Short task
Copy the records below exactly as they appear.

▼▼▼

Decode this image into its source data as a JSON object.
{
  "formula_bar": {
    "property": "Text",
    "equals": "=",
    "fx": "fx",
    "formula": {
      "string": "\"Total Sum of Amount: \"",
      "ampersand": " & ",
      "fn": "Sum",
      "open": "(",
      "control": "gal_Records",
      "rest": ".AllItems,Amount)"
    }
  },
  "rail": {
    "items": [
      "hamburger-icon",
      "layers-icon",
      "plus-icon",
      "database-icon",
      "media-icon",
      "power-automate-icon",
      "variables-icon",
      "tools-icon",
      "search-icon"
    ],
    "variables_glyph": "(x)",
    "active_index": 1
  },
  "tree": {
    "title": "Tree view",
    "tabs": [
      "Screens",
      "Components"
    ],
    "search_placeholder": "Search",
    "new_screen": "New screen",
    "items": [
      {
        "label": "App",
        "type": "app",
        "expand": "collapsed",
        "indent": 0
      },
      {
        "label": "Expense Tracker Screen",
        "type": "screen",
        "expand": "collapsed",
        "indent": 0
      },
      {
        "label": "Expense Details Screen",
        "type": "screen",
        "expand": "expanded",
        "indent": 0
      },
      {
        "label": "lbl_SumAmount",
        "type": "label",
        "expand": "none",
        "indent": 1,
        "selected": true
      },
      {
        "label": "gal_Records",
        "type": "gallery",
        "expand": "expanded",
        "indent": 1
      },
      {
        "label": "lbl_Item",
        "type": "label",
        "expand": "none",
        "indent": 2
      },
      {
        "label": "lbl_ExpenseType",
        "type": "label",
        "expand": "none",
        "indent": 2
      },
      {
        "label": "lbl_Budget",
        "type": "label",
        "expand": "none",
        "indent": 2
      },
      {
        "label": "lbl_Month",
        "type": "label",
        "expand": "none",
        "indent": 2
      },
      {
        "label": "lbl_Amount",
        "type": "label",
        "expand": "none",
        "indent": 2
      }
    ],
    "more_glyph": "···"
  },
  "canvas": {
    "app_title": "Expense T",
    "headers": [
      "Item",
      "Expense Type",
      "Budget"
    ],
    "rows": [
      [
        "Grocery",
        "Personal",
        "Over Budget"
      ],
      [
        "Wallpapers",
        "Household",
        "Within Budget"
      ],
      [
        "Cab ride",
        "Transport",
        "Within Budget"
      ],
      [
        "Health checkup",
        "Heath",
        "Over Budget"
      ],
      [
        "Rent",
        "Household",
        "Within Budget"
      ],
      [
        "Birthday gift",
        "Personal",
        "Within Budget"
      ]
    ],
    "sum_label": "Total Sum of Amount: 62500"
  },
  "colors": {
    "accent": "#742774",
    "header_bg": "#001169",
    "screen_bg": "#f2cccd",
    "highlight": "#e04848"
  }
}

▲▲▲

Correct result
Decode this image into its source data as a JSON object.
{
  "formula_bar": {
    "property": "Text",
    "equals": "=",
    "fx": "fx",
    "formula": {
      "string": "\"Total Sum of Amount: \"",
      "ampersand": " & ",
      "fn": "Sum",
      "open": "(",
      "control": "gal_Records",
      "rest": ".AllItems,Amount)"
    }
  },
  "rail": {
    "items": [
      "hamburger-icon",
      "layers-icon",
      "plus-icon",
      "database-icon",
      "media-icon",
      "power-automate-icon",
      "variables-icon",
      "tools-icon",
      "search-icon"
    ],
    "variables_glyph": "(x)",
    "active_index": 1
  },
  "tree": {
    "title": "Tree view",
    "tabs": [
      "Screens",
      "Components"
    ],
    "search_placeholder": "Search",
    "new_screen": "New screen",
    "items": [
      {
        "label": "App",
        "type": "app",
        "expand": "collapsed",
        "indent": 0
      },
      {
        "label": "Expense Tracker Screen",
        "type": "screen",
        "expand": "collapsed",
        "indent": 0
      },
      {
        "label": "Expense Details Screen",
        "type": "screen",
        "expand": "expanded",
        "indent": 0
      },
      {
        "label": "lbl_SumAmount",
        "type": "label",
        "expand": "none",
        "indent": 1,
        "selected": true
      },
      {
        "label": "gal_Records",
        "type": "gallery",
        "expand": "expanded",
        "indent": 1
      },
      {
        "label": "lbl_Item",
        "type": "label",
        "expand": "none",
        "indent": 2
      },
      {
        "label": "lbl_ExpenseType",
        "type": "label",
        "expand": "none",
        "indent": 2
      },
      {
        "label": "lbl_Budget",
        "type": "label",
        "expand": "none",
        "indent": 2
      },
      {
        "label": "lbl_Month",
        "type": "label",
        "expand": "none",
        "indent": 2
      },
      {
        "label": "lbl_Amount",
        "type": "label",
        "expand": "none",
        "indent": 2
      }
    ],
    "more_glyph": "···"
  },
  "canvas": {
    "app_title": "Expense T",
    "headers": [
      "Item",
      "Expense Type",
      "Budget"
    ],
    "rows": [
      [
        "Grocery",
        "Personal",
        "Over Budget"
      ],
      [
        "Wallpapers",
        "Household",
        "Within Budget"
      ],
      [
        "Cab ride",
        "Transport",
        "Within Budget"
      ],
      [
        "Health checkup",
        "Heath",
        "Over Budget"
      ],
      [
        "Rent",
        "Household",
        "Within Budget"
      ],
      [
        "Birthday gift",
        "Personal",
        "Within Budget"
      ]
    ],
    "sum_label": "Total Sum of Amount: 62500"
  },
  "colors": {
    "accent": "#742774",
    "header_bg": "#001169",
    "screen_bg": "#f2cccd",
    "highlight": "#e04848"
  }
}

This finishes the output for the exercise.